### Passage:
In our math department, the deluge of printed matter is always punctuated by a singular event. During the last week of summer vacation (or the last week of winter break), a heavily-laden delivery cart arrives from repro services, groaning under stacks of boxes of shrink-wrapped bundles. This particular shipment stands out from all the others because it is addressed to one person, a colleague who always submits her entire semester's worth of print-jobs in advance.

The entire semester. On the first day of instruction her office is stuffed with every handout, worksheet, quiz, and exam that she intends to use in her courses for the duration of those courses. She will not have to write or copy a single instructional document during the entire academic term. Despite having witnessed this for several years, I am still unable to fully grasp the concept. It's quite foreign to me.

I know what lesson plans are. Why, I've even used them. Or, rather, tried to use them. I confess that my “lesson plans” have eroded over my years of teaching. Careful outlines with boxed examples and key concepts have withered away to Post-it notes containing pre-cooked problems with the kinds of results I want. (Well, sometimes. In the interests of full disclosure, I admit that my cluttered brain contains many memorized examples that I can call on at will, or reconstruct on the fly, depending on what comes up. I mean, how hard is it to cook up on the spur of the moment a quadratic equation with complex roots? Who needs a Post-it for that, right?)

[Item position listing]
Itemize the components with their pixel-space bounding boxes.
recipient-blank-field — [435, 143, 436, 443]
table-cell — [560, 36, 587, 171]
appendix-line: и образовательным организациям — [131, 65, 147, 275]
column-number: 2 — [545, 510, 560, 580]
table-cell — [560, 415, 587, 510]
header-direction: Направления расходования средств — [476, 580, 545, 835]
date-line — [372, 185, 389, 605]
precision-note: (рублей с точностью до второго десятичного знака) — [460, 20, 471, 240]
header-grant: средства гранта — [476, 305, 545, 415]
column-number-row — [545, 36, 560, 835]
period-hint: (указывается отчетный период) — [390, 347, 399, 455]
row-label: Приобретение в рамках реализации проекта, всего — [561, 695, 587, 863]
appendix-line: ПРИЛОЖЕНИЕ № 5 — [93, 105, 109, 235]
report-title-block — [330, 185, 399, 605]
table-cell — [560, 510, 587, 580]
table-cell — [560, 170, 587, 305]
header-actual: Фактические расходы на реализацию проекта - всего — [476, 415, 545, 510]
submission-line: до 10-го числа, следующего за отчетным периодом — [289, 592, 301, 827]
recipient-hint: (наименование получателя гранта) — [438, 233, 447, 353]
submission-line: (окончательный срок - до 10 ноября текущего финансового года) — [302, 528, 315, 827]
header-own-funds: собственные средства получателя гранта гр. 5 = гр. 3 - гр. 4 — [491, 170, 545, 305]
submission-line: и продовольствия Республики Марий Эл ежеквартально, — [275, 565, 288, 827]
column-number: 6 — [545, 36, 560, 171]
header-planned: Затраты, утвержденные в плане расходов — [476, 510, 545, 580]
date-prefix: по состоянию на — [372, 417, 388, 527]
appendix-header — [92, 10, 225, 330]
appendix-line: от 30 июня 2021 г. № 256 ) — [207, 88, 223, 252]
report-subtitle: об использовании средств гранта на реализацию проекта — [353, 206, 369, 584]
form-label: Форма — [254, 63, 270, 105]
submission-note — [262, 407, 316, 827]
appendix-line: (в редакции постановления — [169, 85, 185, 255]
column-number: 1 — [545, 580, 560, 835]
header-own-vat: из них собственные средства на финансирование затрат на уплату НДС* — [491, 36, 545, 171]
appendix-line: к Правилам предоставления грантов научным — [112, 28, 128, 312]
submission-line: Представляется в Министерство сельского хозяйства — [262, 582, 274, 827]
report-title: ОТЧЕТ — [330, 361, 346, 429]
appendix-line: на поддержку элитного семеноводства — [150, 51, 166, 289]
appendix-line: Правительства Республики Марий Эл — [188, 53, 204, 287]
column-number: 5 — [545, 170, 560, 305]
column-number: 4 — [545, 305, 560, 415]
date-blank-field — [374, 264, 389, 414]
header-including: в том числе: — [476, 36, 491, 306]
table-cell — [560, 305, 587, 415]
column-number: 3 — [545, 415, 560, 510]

### To be done:
1) Which kinds of instructional documents does the passage say fill the colleague's office on the first day of instruction?
2) Do these statements agree with the passage? For each, answer yes or no and quote the words of the passage that decide it.
(a) The delivery cart arrives during the first week of the semester.
(b) The narrator keeps many examples in memory.
(c) The narrator has never used lesson plans.
3) Can you rename "Post-it" as "sticky note" in everything in the passage from "I know what" down to "for that, right?)"?
None of the listing is needed for the work here.

### Answers to the problems:
1) Handouts, worksheets, quizzes, and exams.

2)
(a) No: "During the last week of summer vacation (or the last week of winter break)"
(b) Yes: "my cluttered brain contains many memorized examples that I can call on at will"
(c) No: "Why, I've even used them."

3)
I know what lesson plans are. Why, I've even used them. Or, rather, tried to use them. I confess that my “lesson plans” have eroded over my years of teaching. Careful outlines with boxed examples and key concepts have withered away to sticky note notes containing pre-cooked problems with the kinds of results I want. (Well, sometimes. In the interests of full disclosure, I admit that my cluttered brain contains many memorized examples that I can call on at will, or reconstruct on the fly, depending on what comes up. I mean, how hard is it to cook up on the spur of the moment a quadratic equation with complex roots? Who needs a sticky note for that, right?)